--- Dataset content ---
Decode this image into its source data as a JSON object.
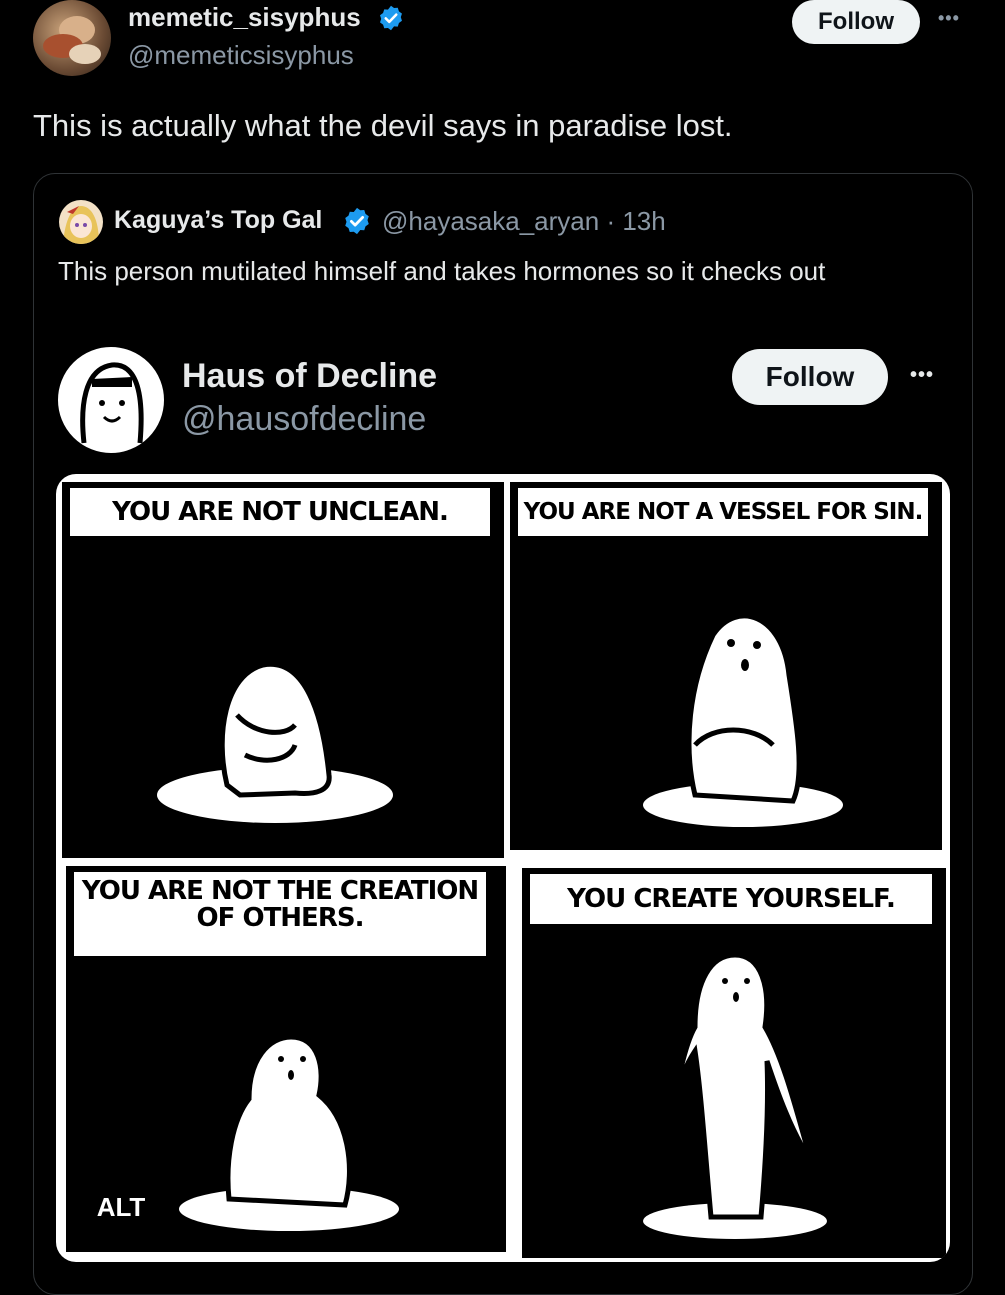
{
  "tweet": {
    "author_name": "memetic_sisyphus",
    "author_handle": "@memeticsisyphus",
    "follow_label": "Follow",
    "more_label": "•••",
    "text": "This is actually what the devil says in paradise lost."
  },
  "quoted": {
    "author_name": "Kaguya’s Top Gal",
    "author_handle": "@hayasaka_aryan",
    "separator": "·",
    "time": "13h",
    "text": "This person mutilated himself and takes hormones so it checks out"
  },
  "embedded": {
    "author_name": "Haus of Decline",
    "author_handle": "@hausofdecline",
    "follow_label": "Follow",
    "more_label": "•••"
  },
  "comic": {
    "panels": [
      {
        "caption": "YOU ARE NOT UNCLEAN."
      },
      {
        "caption": "YOU ARE NOT A VESSEL FOR SIN."
      },
      {
        "caption": "YOU ARE NOT THE CREATION OF OTHERS."
      },
      {
        "caption": "YOU CREATE YOURSELF."
      }
    ],
    "alt_label": "ALT"
  },
  "colors": {
    "background": "#000000",
    "verified": "#1d9bf0",
    "handle": "#8b98a5",
    "follow_bg": "#eff3f4"
  }
}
---
Task objective:
Each entry above is to be written out again unchanged, apart from the pictures, which are left out.

The solution:
Decode this image into its source data as a JSON object.
{
  "tweet": {
    "author_name": "memetic_sisyphus",
    "author_handle": "@memeticsisyphus",
    "follow_label": "Follow",
    "more_label": "•••",
    "text": "This is actually what the devil says in paradise lost."
  },
  "quoted": {
    "author_name": "Kaguya’s Top Gal",
    "author_handle": "@hayasaka_aryan",
    "separator": "·",
    "time": "13h",
    "text": "This person mutilated himself and takes hormones so it checks out"
  },
  "embedded": {
    "author_name": "Haus of Decline",
    "author_handle": "@hausofdecline",
    "follow_label": "Follow",
    "more_label": "•••"
  },
  "comic": {
    "panels": [
      {
        "caption": "YOU ARE NOT UNCLEAN."
      },
      {
        "caption": "YOU ARE NOT A VESSEL FOR SIN."
      },
      {
        "caption": "YOU ARE NOT THE CREATION OF OTHERS."
      },
      {
        "caption": "YOU CREATE YOURSELF."
      }
    ],
    "alt_label": "ALT"
  },
  "colors": {
    "background": "#000000",
    "verified": "#1d9bf0",
    "handle": "#8b98a5",
    "follow_bg": "#eff3f4"
  }
}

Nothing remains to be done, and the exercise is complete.